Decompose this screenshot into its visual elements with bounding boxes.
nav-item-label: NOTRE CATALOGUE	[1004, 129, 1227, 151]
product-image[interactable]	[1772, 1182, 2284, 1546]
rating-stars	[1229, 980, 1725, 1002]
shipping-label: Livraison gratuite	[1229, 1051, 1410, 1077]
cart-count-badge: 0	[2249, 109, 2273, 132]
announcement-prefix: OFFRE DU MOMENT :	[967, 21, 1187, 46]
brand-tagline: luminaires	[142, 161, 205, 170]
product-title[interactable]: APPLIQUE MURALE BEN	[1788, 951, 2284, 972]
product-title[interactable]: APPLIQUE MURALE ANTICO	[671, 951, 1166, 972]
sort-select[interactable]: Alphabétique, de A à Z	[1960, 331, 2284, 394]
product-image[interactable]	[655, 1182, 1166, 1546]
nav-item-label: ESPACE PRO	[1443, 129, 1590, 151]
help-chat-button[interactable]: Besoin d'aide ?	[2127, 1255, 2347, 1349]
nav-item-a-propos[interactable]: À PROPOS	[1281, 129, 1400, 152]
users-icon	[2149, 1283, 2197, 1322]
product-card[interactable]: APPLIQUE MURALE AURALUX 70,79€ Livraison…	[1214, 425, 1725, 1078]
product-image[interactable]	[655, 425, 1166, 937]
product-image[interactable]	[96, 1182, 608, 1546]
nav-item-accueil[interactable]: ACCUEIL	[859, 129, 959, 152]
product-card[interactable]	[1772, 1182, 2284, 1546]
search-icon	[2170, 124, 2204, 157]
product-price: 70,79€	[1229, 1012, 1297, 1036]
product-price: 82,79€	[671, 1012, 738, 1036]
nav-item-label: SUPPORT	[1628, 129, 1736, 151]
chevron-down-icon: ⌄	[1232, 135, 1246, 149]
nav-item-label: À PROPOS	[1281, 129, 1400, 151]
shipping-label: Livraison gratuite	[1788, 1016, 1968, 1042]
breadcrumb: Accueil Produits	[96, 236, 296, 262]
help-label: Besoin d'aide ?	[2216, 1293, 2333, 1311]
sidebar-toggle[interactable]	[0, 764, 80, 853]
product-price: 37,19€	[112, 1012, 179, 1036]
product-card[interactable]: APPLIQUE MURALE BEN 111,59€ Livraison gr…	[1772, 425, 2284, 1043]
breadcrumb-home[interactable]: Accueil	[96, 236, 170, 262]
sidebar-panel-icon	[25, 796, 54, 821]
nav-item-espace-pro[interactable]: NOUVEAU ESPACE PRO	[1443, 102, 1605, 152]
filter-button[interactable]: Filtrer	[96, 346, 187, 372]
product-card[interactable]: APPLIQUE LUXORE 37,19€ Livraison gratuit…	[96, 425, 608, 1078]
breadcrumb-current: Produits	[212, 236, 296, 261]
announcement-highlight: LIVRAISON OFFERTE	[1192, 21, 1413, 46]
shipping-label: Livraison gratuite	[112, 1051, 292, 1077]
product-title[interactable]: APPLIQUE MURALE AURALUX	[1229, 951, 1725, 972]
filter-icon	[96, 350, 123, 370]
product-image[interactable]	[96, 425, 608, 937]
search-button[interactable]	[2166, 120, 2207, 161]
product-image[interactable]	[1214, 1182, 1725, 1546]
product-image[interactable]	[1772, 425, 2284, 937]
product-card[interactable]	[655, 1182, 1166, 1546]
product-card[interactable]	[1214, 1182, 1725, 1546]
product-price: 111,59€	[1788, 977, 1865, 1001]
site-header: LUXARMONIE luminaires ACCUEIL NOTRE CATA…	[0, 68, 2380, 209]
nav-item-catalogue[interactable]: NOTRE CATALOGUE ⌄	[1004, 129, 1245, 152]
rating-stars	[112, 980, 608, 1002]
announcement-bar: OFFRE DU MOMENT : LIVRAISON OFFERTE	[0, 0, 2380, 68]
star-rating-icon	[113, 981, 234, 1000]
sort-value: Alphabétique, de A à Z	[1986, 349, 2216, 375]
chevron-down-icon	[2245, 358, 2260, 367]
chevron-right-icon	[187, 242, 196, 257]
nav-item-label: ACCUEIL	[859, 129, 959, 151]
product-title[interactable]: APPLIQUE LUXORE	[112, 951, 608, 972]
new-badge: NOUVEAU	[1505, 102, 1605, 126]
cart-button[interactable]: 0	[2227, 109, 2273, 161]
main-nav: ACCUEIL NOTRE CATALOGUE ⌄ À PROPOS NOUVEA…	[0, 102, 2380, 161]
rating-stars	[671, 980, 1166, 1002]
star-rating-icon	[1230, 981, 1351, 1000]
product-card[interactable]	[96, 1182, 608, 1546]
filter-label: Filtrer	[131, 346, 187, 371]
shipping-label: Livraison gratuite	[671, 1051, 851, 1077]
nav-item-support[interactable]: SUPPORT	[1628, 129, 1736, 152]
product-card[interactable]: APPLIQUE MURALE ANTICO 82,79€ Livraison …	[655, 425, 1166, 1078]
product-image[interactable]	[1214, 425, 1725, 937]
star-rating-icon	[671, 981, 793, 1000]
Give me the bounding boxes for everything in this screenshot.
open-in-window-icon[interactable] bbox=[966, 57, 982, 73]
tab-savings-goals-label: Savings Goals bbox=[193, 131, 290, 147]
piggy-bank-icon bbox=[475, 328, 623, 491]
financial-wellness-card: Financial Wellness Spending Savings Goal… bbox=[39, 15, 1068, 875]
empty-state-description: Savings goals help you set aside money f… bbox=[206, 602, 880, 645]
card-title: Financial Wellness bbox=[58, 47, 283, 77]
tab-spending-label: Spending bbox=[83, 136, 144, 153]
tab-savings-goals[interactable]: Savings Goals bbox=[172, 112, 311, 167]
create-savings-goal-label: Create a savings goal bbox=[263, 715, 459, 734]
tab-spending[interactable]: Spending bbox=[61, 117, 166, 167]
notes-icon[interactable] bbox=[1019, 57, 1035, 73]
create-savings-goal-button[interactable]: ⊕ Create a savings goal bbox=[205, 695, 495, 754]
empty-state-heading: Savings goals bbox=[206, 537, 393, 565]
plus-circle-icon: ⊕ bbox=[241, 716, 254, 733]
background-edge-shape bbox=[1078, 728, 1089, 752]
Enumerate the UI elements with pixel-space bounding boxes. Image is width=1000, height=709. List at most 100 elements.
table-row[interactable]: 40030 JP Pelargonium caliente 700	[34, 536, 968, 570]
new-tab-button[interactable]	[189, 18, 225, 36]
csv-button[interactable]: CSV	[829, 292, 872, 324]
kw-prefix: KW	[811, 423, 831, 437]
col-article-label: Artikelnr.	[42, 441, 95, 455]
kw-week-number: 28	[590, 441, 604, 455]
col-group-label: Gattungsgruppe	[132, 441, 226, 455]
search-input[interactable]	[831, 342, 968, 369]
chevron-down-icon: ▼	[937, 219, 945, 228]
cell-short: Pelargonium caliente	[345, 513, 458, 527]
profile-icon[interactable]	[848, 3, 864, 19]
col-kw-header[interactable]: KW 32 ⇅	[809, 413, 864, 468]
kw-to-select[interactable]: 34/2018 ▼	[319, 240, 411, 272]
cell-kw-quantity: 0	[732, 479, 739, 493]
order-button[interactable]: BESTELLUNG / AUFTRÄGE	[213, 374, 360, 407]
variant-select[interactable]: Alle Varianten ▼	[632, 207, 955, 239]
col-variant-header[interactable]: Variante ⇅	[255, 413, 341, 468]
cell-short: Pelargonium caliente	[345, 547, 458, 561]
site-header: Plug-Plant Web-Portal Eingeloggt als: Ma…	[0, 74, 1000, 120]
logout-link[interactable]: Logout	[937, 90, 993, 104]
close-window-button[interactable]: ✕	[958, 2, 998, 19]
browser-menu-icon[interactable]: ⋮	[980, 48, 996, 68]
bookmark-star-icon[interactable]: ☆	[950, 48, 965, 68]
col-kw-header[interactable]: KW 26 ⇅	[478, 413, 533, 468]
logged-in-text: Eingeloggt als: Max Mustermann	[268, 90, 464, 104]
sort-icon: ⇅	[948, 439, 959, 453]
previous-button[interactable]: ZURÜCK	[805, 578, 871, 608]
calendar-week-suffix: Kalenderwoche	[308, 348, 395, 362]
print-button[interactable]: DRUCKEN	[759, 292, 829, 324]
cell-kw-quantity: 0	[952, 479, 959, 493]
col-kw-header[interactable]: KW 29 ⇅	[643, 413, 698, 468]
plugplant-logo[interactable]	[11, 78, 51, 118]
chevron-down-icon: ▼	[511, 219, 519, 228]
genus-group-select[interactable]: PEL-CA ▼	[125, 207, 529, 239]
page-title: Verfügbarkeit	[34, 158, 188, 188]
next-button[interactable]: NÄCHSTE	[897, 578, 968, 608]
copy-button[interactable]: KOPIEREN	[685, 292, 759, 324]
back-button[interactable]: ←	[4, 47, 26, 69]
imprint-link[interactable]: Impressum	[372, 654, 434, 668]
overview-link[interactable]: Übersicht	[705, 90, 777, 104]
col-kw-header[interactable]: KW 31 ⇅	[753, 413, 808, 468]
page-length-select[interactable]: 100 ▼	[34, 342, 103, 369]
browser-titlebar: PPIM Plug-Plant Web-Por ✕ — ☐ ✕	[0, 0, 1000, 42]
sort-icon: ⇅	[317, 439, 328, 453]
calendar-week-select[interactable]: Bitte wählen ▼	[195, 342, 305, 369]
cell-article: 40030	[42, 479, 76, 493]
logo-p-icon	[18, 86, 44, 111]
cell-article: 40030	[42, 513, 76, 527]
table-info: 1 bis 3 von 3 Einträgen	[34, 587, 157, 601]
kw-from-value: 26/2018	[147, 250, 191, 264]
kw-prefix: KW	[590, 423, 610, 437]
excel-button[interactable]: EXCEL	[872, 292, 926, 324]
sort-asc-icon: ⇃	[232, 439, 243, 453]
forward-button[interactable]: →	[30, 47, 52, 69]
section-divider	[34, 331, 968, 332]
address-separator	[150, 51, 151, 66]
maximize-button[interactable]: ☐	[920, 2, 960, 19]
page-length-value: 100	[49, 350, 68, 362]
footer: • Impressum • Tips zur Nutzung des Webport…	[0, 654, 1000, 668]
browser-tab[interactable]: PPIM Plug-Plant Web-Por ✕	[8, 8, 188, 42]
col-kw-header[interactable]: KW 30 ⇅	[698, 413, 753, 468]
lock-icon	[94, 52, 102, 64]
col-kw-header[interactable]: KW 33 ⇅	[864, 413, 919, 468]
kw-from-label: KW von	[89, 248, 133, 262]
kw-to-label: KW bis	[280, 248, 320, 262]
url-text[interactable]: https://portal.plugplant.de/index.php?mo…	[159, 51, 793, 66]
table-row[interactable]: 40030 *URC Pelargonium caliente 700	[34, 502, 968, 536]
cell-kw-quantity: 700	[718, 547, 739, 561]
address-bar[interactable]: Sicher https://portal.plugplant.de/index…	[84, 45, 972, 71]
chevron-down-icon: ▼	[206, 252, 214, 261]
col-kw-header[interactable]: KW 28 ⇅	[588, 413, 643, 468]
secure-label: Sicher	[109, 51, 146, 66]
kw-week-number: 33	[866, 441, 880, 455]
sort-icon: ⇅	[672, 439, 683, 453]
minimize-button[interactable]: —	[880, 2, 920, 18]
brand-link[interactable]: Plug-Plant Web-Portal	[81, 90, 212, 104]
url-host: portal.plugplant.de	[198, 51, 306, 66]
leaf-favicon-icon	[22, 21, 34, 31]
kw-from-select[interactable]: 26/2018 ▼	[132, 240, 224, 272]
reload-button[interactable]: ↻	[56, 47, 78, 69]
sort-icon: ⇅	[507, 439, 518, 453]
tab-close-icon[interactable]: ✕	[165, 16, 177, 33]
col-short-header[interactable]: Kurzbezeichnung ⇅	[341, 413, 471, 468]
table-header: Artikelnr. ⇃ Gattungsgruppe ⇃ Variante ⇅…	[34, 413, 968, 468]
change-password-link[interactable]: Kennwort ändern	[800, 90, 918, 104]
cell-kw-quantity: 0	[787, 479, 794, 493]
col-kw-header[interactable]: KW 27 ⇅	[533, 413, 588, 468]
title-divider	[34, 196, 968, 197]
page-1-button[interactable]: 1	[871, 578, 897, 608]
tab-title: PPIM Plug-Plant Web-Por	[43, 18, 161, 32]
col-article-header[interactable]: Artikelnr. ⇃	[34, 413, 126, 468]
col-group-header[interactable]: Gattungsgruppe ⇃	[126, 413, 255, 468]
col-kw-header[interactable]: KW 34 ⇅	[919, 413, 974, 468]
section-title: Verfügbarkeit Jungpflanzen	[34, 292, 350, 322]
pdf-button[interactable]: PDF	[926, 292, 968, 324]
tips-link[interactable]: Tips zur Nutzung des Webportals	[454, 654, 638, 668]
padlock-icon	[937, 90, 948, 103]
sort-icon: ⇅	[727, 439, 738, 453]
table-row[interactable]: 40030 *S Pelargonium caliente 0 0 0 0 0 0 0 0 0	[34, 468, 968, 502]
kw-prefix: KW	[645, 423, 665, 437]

-*-

» **Task to complete**
Reproduce verbatim the stretch of rows from the start of the rows through the line containing "161, 205, 170]", both ends included.

» **Answer for the task**
Decompose this screenshot into its visual elements with bounding boxes.
nav-item-label: NOTRE CATALOGUE	[1004, 129, 1227, 151]
product-image[interactable]	[1772, 1182, 2284, 1546]
rating-stars	[1229, 980, 1725, 1002]
shipping-label: Livraison gratuite	[1229, 1051, 1410, 1077]
cart-count-badge: 0	[2249, 109, 2273, 132]
announcement-prefix: OFFRE DU MOMENT :	[967, 21, 1187, 46]
brand-tagline: luminaires	[142, 161, 205, 170]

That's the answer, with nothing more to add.